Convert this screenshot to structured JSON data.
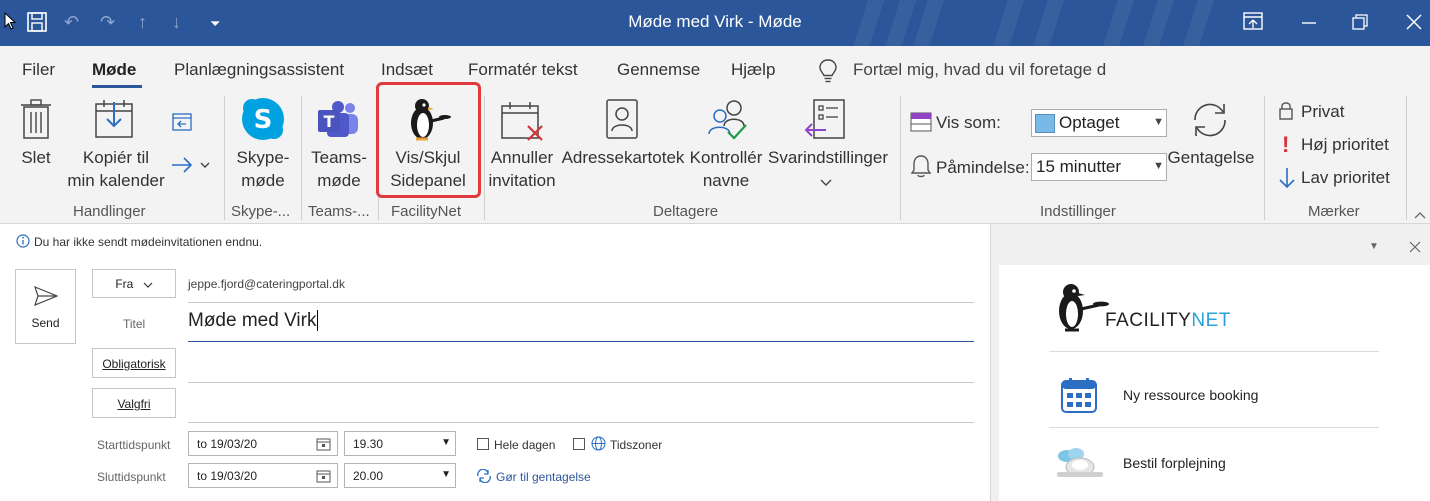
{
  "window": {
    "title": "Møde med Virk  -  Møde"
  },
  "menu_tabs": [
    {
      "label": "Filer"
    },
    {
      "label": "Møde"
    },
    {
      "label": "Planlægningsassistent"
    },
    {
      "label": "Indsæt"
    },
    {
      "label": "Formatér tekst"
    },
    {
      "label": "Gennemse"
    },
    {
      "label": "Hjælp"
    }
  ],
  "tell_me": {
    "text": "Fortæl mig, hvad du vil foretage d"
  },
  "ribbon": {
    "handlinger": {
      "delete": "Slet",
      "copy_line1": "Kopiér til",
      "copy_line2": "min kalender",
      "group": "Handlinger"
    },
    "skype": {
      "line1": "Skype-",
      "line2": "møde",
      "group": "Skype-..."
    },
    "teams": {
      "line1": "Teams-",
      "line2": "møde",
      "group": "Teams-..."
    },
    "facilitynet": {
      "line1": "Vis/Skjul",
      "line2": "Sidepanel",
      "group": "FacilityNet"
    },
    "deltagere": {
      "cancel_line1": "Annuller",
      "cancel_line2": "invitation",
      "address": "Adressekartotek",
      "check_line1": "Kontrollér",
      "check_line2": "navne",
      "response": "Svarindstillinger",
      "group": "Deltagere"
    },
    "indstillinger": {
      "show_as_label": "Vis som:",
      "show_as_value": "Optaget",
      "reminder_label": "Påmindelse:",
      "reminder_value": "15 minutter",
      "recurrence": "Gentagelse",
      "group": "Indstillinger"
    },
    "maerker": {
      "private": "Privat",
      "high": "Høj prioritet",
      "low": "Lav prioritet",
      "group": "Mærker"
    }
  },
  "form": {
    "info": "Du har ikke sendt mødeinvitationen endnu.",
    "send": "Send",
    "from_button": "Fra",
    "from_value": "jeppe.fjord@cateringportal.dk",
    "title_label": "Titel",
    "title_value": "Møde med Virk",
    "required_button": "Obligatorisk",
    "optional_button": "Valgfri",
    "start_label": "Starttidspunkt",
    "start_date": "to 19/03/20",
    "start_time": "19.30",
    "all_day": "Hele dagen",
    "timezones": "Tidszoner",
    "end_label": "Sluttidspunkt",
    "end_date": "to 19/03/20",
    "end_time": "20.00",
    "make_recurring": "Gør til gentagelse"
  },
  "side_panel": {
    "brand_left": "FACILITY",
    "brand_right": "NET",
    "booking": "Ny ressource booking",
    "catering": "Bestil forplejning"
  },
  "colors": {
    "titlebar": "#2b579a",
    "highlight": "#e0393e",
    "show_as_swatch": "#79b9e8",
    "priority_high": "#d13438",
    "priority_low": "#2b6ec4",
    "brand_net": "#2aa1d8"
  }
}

- [What the exercise asks]: Using the records above, output their complete text exactly, minus any images.

- [Response to the task]:
Convert this screenshot to structured JSON data.
{
  "window": {
    "title": "Møde med Virk  -  Møde"
  },
  "menu_tabs": [
    {
      "label": "Filer"
    },
    {
      "label": "Møde"
    },
    {
      "label": "Planlægningsassistent"
    },
    {
      "label": "Indsæt"
    },
    {
      "label": "Formatér tekst"
    },
    {
      "label": "Gennemse"
    },
    {
      "label": "Hjælp"
    }
  ],
  "tell_me": {
    "text": "Fortæl mig, hvad du vil foretage d"
  },
  "ribbon": {
    "handlinger": {
      "delete": "Slet",
      "copy_line1": "Kopiér til",
      "copy_line2": "min kalender",
      "group": "Handlinger"
    },
    "skype": {
      "line1": "Skype-",
      "line2": "møde",
      "group": "Skype-..."
    },
    "teams": {
      "line1": "Teams-",
      "line2": "møde",
      "group": "Teams-..."
    },
    "facilitynet": {
      "line1": "Vis/Skjul",
      "line2": "Sidepanel",
      "group": "FacilityNet"
    },
    "deltagere": {
      "cancel_line1": "Annuller",
      "cancel_line2": "invitation",
      "address": "Adressekartotek",
      "check_line1": "Kontrollér",
      "check_line2": "navne",
      "response": "Svarindstillinger",
      "group": "Deltagere"
    },
    "indstillinger": {
      "show_as_label": "Vis som:",
      "show_as_value": "Optaget",
      "reminder_label": "Påmindelse:",
      "reminder_value": "15 minutter",
      "recurrence": "Gentagelse",
      "group": "Indstillinger"
    },
    "maerker": {
      "private": "Privat",
      "high": "Høj prioritet",
      "low": "Lav prioritet",
      "group": "Mærker"
    }
  },
  "form": {
    "info": "Du har ikke sendt mødeinvitationen endnu.",
    "send": "Send",
    "from_button": "Fra",
    "from_value": "jeppe.fjord@cateringportal.dk",
    "title_label": "Titel",
    "title_value": "Møde med Virk",
    "required_button": "Obligatorisk",
    "optional_button": "Valgfri",
    "start_label": "Starttidspunkt",
    "start_date": "to 19/03/20",
    "start_time": "19.30",
    "all_day": "Hele dagen",
    "timezones": "Tidszoner",
    "end_label": "Sluttidspunkt",
    "end_date": "to 19/03/20",
    "end_time": "20.00",
    "make_recurring": "Gør til gentagelse"
  },
  "side_panel": {
    "brand_left": "FACILITY",
    "brand_right": "NET",
    "booking": "Ny ressource booking",
    "catering": "Bestil forplejning"
  },
  "colors": {
    "titlebar": "#2b579a",
    "highlight": "#e0393e",
    "show_as_swatch": "#79b9e8",
    "priority_high": "#d13438",
    "priority_low": "#2b6ec4",
    "brand_net": "#2aa1d8"
  }
}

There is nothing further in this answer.